### SET EXERCISE
Every line below should be copied exactly; drop the pictures.
-- START OF RAW DATA --
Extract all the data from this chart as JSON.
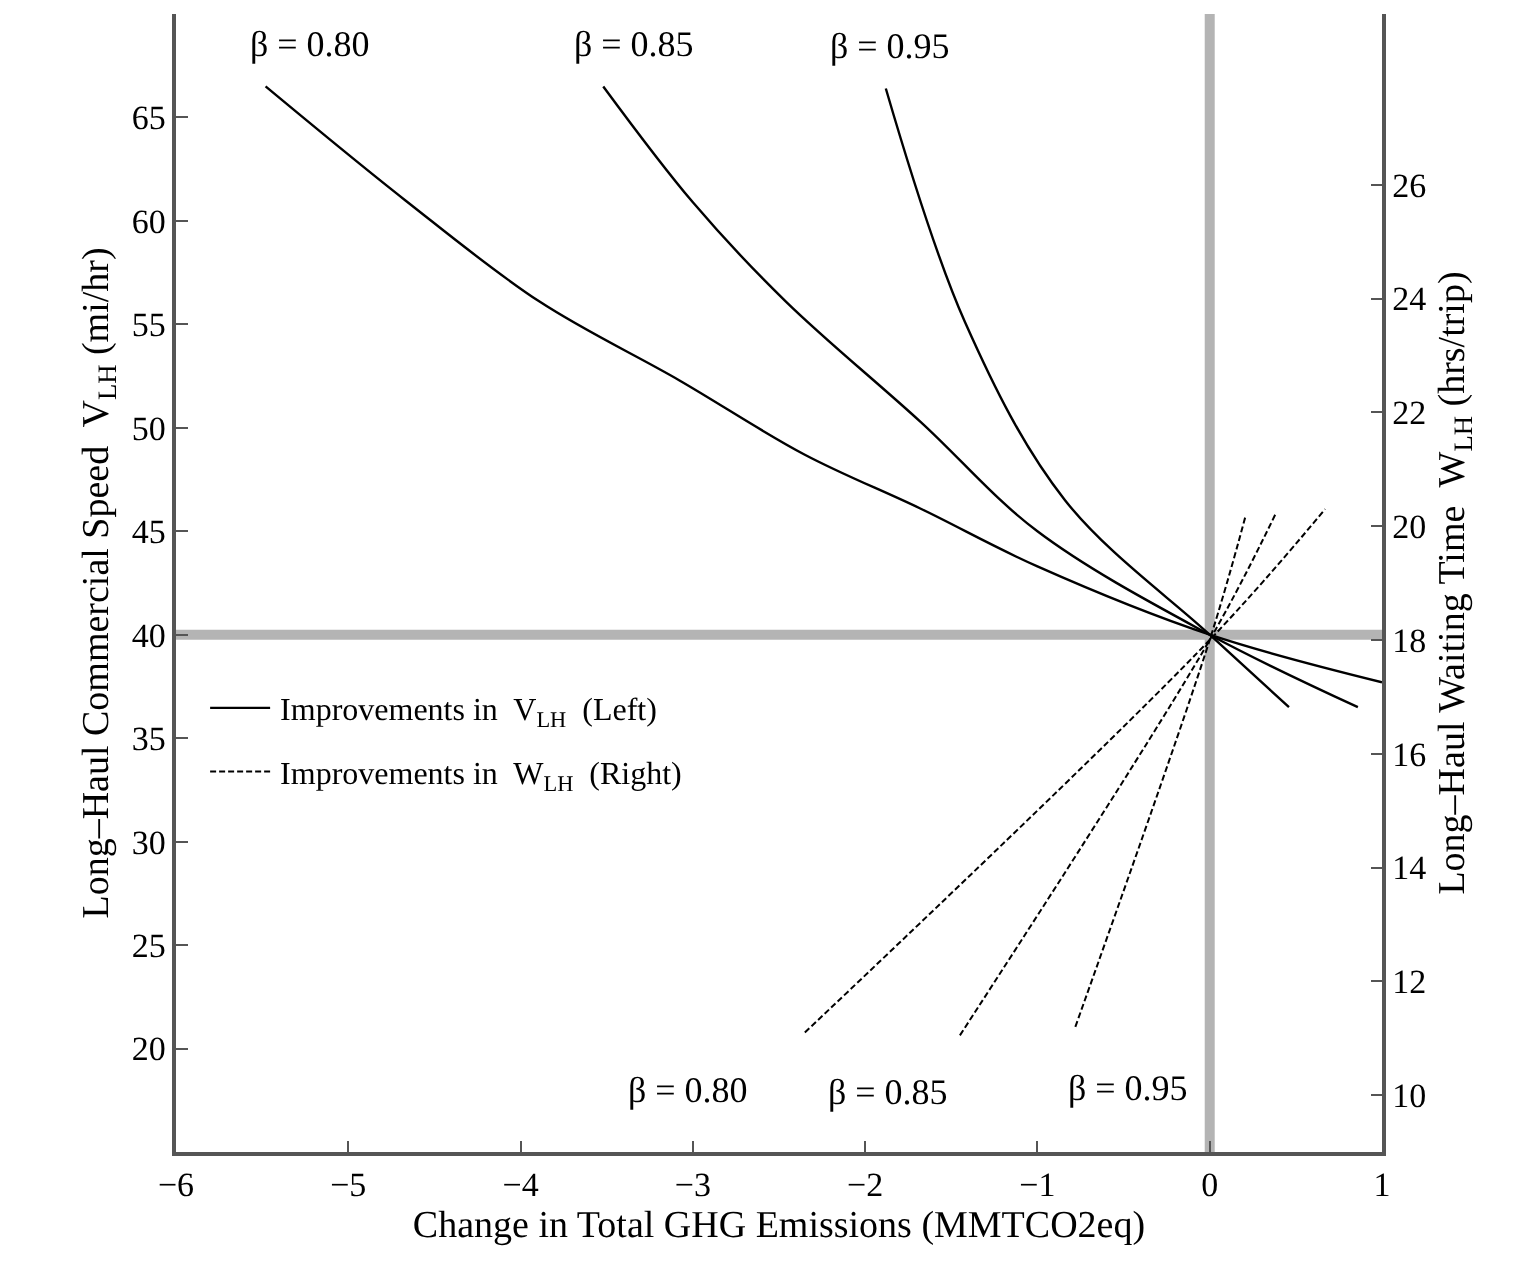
{
  "chart_data": {
    "type": "line",
    "xlabel": "Change in Total GHG Emissions (MMTCO2eq)",
    "ylabel": "Long–Haul Commercial Speed  V$_{LH}$ (mi/hr)",
    "y2label": "Long–Haul Waiting Time  W$_{LH}$ (hrs/trip)",
    "series": [
      {
        "name": "Improvements in  V$_{LH}$  (Left)",
        "color": "#000000",
        "line_style": "solid",
        "x": [
          -5.48,
          -4.67,
          -3.89,
          -3.08,
          -2.35,
          -1.68,
          -1.0,
          0,
          1.0
        ],
        "values": [
          66.5,
          61.0,
          56.1,
          52.3,
          48.7,
          46.1,
          43.3,
          40,
          37.7
        ]
      },
      {
        "color": "#000000",
        "line_style": "solid",
        "x": [
          -3.52,
          -3.0,
          -2.46,
          -1.68,
          -1.0,
          0,
          0.86
        ],
        "values": [
          66.5,
          60.9,
          56.1,
          50.3,
          45.0,
          40,
          36.5
        ]
      },
      {
        "color": "#000000",
        "line_style": "solid",
        "x": [
          -1.88,
          -1.42,
          -0.84,
          0,
          0.46
        ],
        "values": [
          66.4,
          55.1,
          46.5,
          40,
          36.5
        ]
      },
      {
        "name": "Improvements in  W$_{LH}$  (Right)",
        "color": "#000000",
        "line_style": "dashed",
        "axis": "y2",
        "x": [
          -2.35,
          0,
          0.67
        ],
        "values": [
          11.1,
          18,
          20.3
        ]
      },
      {
        "color": "#000000",
        "line_style": "dashed",
        "axis": "y2",
        "x": [
          -1.45,
          0,
          0.38
        ],
        "values": [
          11.05,
          18,
          20.2
        ]
      },
      {
        "color": "#000000",
        "line_style": "dashed",
        "axis": "y2",
        "x": [
          -0.78,
          0,
          0.21
        ],
        "values": [
          11.2,
          18,
          20.2
        ]
      }
    ],
    "xlim": [
      -6,
      1
    ],
    "xticks": [
      -6,
      -5,
      -4,
      -3,
      -2,
      -1,
      0,
      1
    ],
    "ylim": [
      15,
      70
    ],
    "yticks": [
      20,
      25,
      30,
      35,
      40,
      45,
      50,
      55,
      60,
      65
    ],
    "y2lim": [
      9,
      29
    ],
    "y2ticks": [
      10,
      12,
      14,
      16,
      18,
      20,
      22,
      24,
      26
    ],
    "ref_lines": [
      {
        "axis": "x",
        "value": 0,
        "color": "#b4b4b4"
      },
      {
        "axis": "y",
        "value": 40,
        "color": "#b4b4b4"
      }
    ],
    "annotations": [
      {
        "text": "β = 0.80",
        "x": -5.48,
        "y": 66.5
      },
      {
        "text": "β = 0.85",
        "x": -3.52,
        "y": 66.5
      },
      {
        "text": "β = 0.95",
        "x": -1.88,
        "y": 66.4
      },
      {
        "text": "β = 0.80",
        "x": -2.35,
        "y": 20.9
      },
      {
        "text": "β = 0.85",
        "x": -1.45,
        "y": 20.8
      },
      {
        "text": "β = 0.95",
        "x": -0.78,
        "y": 21.0
      }
    ],
    "legend": "left",
    "grid": false,
    "marker": "none"
  }
}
-- END OF RAW DATA --
### RESULT FOR THIS EXERCISE
Extract all the data from this chart as JSON.
{
  "chart_data": {
    "type": "line",
    "xlabel": "Change in Total GHG Emissions (MMTCO2eq)",
    "ylabel": "Long–Haul Commercial Speed  V$_{LH}$ (mi/hr)",
    "y2label": "Long–Haul Waiting Time  W$_{LH}$ (hrs/trip)",
    "series": [
      {
        "name": "Improvements in  V$_{LH}$  (Left)",
        "color": "#000000",
        "line_style": "solid",
        "x": [
          -5.48,
          -4.67,
          -3.89,
          -3.08,
          -2.35,
          -1.68,
          -1.0,
          0,
          1.0
        ],
        "values": [
          66.5,
          61.0,
          56.1,
          52.3,
          48.7,
          46.1,
          43.3,
          40,
          37.7
        ]
      },
      {
        "color": "#000000",
        "line_style": "solid",
        "x": [
          -3.52,
          -3.0,
          -2.46,
          -1.68,
          -1.0,
          0,
          0.86
        ],
        "values": [
          66.5,
          60.9,
          56.1,
          50.3,
          45.0,
          40,
          36.5
        ]
      },
      {
        "color": "#000000",
        "line_style": "solid",
        "x": [
          -1.88,
          -1.42,
          -0.84,
          0,
          0.46
        ],
        "values": [
          66.4,
          55.1,
          46.5,
          40,
          36.5
        ]
      },
      {
        "name": "Improvements in  W$_{LH}$  (Right)",
        "color": "#000000",
        "line_style": "dashed",
        "axis": "y2",
        "x": [
          -2.35,
          0,
          0.67
        ],
        "values": [
          11.1,
          18,
          20.3
        ]
      },
      {
        "color": "#000000",
        "line_style": "dashed",
        "axis": "y2",
        "x": [
          -1.45,
          0,
          0.38
        ],
        "values": [
          11.05,
          18,
          20.2
        ]
      },
      {
        "color": "#000000",
        "line_style": "dashed",
        "axis": "y2",
        "x": [
          -0.78,
          0,
          0.21
        ],
        "values": [
          11.2,
          18,
          20.2
        ]
      }
    ],
    "xlim": [
      -6,
      1
    ],
    "xticks": [
      -6,
      -5,
      -4,
      -3,
      -2,
      -1,
      0,
      1
    ],
    "ylim": [
      15,
      70
    ],
    "yticks": [
      20,
      25,
      30,
      35,
      40,
      45,
      50,
      55,
      60,
      65
    ],
    "y2lim": [
      9,
      29
    ],
    "y2ticks": [
      10,
      12,
      14,
      16,
      18,
      20,
      22,
      24,
      26
    ],
    "ref_lines": [
      {
        "axis": "x",
        "value": 0,
        "color": "#b4b4b4"
      },
      {
        "axis": "y",
        "value": 40,
        "color": "#b4b4b4"
      }
    ],
    "annotations": [
      {
        "text": "β = 0.80",
        "x": -5.48,
        "y": 66.5
      },
      {
        "text": "β = 0.85",
        "x": -3.52,
        "y": 66.5
      },
      {
        "text": "β = 0.95",
        "x": -1.88,
        "y": 66.4
      },
      {
        "text": "β = 0.80",
        "x": -2.35,
        "y": 20.9
      },
      {
        "text": "β = 0.85",
        "x": -1.45,
        "y": 20.8
      },
      {
        "text": "β = 0.95",
        "x": -0.78,
        "y": 21.0
      }
    ],
    "legend": "left",
    "grid": false,
    "marker": "none"
  }
}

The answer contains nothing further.